-- BEGIN Dataset --

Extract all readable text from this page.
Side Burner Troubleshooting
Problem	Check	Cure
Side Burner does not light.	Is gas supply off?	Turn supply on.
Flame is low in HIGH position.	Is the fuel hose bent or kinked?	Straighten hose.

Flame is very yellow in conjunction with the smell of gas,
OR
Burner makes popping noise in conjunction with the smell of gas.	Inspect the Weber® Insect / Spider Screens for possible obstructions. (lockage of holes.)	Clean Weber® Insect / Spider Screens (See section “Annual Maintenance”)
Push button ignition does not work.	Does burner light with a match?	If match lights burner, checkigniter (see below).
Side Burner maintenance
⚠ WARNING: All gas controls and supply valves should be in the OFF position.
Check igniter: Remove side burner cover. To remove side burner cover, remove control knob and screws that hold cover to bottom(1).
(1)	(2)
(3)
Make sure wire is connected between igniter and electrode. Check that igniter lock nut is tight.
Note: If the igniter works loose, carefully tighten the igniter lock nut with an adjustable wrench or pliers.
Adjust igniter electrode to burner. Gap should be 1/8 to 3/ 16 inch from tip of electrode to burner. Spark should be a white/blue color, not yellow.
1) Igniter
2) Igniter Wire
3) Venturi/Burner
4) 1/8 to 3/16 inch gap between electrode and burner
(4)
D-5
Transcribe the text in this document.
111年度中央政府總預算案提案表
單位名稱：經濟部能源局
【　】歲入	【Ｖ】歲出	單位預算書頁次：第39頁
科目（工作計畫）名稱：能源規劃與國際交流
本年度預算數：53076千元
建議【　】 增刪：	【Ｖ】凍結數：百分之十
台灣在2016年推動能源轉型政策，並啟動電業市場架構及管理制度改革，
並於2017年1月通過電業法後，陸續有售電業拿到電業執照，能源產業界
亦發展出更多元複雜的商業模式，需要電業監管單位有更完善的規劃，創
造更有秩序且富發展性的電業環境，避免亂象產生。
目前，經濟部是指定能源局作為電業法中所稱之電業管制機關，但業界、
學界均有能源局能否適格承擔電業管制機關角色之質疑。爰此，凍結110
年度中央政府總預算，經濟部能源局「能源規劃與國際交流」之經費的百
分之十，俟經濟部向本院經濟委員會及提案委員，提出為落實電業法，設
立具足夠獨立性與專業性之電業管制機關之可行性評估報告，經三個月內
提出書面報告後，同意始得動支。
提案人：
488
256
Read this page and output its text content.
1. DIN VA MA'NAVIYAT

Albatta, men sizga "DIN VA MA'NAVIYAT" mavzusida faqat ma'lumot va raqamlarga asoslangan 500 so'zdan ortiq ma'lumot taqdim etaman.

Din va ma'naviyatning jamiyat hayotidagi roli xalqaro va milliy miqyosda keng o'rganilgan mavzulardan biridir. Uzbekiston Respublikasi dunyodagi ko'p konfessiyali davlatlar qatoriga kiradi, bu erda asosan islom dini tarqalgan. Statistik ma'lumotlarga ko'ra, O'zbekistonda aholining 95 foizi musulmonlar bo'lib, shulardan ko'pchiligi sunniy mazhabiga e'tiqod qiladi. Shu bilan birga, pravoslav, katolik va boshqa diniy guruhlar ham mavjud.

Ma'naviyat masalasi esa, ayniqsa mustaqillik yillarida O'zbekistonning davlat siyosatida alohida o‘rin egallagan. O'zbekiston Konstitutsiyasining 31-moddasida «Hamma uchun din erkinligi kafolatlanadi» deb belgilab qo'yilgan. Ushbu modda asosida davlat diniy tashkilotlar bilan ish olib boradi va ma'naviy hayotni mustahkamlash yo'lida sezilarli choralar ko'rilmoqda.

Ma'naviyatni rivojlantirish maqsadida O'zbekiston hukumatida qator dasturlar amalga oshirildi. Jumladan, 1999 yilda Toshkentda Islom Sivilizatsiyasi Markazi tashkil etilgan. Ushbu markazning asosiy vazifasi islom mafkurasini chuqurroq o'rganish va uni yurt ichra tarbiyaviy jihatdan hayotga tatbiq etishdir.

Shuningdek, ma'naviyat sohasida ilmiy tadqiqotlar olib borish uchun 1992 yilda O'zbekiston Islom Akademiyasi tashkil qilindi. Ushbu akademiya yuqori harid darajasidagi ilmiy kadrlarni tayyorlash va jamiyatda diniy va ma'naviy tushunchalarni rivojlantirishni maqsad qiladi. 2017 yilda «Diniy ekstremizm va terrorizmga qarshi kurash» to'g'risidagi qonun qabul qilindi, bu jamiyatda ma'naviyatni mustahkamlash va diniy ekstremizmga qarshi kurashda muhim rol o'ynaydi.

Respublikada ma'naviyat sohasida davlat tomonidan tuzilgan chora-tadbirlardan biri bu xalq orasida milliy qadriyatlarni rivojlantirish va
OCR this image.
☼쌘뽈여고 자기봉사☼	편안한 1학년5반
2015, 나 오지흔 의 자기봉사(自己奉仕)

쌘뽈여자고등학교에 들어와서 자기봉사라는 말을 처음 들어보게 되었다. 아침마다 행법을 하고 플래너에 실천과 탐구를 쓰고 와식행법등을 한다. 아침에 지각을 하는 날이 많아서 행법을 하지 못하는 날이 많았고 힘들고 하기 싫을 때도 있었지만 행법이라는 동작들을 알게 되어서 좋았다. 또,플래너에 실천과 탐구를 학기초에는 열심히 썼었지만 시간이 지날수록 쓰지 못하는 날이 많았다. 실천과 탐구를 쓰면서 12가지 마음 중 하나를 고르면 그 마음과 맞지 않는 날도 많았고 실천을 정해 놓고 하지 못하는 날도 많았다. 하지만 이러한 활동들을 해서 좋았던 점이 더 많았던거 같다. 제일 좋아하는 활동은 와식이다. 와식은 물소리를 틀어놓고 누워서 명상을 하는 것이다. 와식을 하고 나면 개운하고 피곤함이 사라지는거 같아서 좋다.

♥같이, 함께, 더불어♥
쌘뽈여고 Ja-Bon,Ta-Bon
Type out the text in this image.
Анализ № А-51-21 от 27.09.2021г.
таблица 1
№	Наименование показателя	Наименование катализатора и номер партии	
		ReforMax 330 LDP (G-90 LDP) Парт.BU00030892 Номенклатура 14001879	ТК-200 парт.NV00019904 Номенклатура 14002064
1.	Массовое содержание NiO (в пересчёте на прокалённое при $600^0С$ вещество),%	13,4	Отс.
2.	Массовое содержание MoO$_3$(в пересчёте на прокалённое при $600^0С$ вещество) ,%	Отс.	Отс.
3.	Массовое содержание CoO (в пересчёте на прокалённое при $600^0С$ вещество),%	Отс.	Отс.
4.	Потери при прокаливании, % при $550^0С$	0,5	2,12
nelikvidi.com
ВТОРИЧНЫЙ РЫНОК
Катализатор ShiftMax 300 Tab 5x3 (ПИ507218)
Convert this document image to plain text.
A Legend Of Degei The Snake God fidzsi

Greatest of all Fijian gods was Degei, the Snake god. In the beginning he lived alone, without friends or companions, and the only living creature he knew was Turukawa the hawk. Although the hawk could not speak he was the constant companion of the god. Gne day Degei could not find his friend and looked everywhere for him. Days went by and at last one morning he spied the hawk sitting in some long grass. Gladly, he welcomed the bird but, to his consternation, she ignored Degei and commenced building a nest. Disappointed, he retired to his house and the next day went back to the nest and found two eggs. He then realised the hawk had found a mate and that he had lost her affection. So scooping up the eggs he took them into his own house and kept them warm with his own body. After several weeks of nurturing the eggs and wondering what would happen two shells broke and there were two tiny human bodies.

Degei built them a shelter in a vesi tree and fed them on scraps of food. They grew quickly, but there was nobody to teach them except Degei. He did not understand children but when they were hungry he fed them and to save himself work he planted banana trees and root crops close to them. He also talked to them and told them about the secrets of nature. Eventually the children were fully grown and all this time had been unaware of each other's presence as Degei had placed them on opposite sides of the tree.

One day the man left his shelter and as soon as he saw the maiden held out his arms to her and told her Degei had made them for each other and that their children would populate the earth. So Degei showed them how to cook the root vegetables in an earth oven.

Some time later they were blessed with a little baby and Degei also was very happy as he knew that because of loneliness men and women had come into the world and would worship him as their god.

-- END Dataset --

* [Work to do] Within the records, how many lines include "Массовое"? The answer is the number and nothing else.

* [Answer to the exercise] 3